_Exercise instructions_. Write out the listing below again, precisely as it is given.

··· Entries supplied ···

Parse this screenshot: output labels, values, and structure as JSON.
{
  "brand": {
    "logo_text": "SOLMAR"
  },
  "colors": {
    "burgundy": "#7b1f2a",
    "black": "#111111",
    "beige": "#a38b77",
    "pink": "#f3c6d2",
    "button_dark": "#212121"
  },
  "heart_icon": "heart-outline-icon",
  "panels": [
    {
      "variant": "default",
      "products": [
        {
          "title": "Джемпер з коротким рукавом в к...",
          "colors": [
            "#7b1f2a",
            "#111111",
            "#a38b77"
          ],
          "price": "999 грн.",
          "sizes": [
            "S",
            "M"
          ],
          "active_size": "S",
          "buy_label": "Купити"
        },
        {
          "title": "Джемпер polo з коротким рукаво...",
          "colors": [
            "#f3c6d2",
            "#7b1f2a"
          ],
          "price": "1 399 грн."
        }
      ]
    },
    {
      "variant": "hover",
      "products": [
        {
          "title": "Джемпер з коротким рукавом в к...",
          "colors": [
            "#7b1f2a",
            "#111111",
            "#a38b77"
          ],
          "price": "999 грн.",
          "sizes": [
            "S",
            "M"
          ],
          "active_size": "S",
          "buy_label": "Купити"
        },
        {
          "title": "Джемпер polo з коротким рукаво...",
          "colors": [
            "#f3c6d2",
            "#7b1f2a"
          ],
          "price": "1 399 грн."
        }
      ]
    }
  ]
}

···

_Solution to this problem_.
Parse this screenshot: output labels, values, and structure as JSON.
{
  "brand": {
    "logo_text": "SOLMAR"
  },
  "colors": {
    "burgundy": "#7b1f2a",
    "black": "#111111",
    "beige": "#a38b77",
    "pink": "#f3c6d2",
    "button_dark": "#212121"
  },
  "heart_icon": "heart-outline-icon",
  "panels": [
    {
      "variant": "default",
      "products": [
        {
          "title": "Джемпер з коротким рукавом в к...",
          "colors": [
            "#7b1f2a",
            "#111111",
            "#a38b77"
          ],
          "price": "999 грн.",
          "sizes": [
            "S",
            "M"
          ],
          "active_size": "S",
          "buy_label": "Купити"
        },
        {
          "title": "Джемпер polo з коротким рукаво...",
          "colors": [
            "#f3c6d2",
            "#7b1f2a"
          ],
          "price": "1 399 грн."
        }
      ]
    },
    {
      "variant": "hover",
      "products": [
        {
          "title": "Джемпер з коротким рукавом в к...",
          "colors": [
            "#7b1f2a",
            "#111111",
            "#a38b77"
          ],
          "price": "999 грн.",
          "sizes": [
            "S",
            "M"
          ],
          "active_size": "S",
          "buy_label": "Купити"
        },
        {
          "title": "Джемпер polo з коротким рукаво...",
          "colors": [
            "#f3c6d2",
            "#7b1f2a"
          ],
          "price": "1 399 грн."
        }
      ]
    }
  ]
}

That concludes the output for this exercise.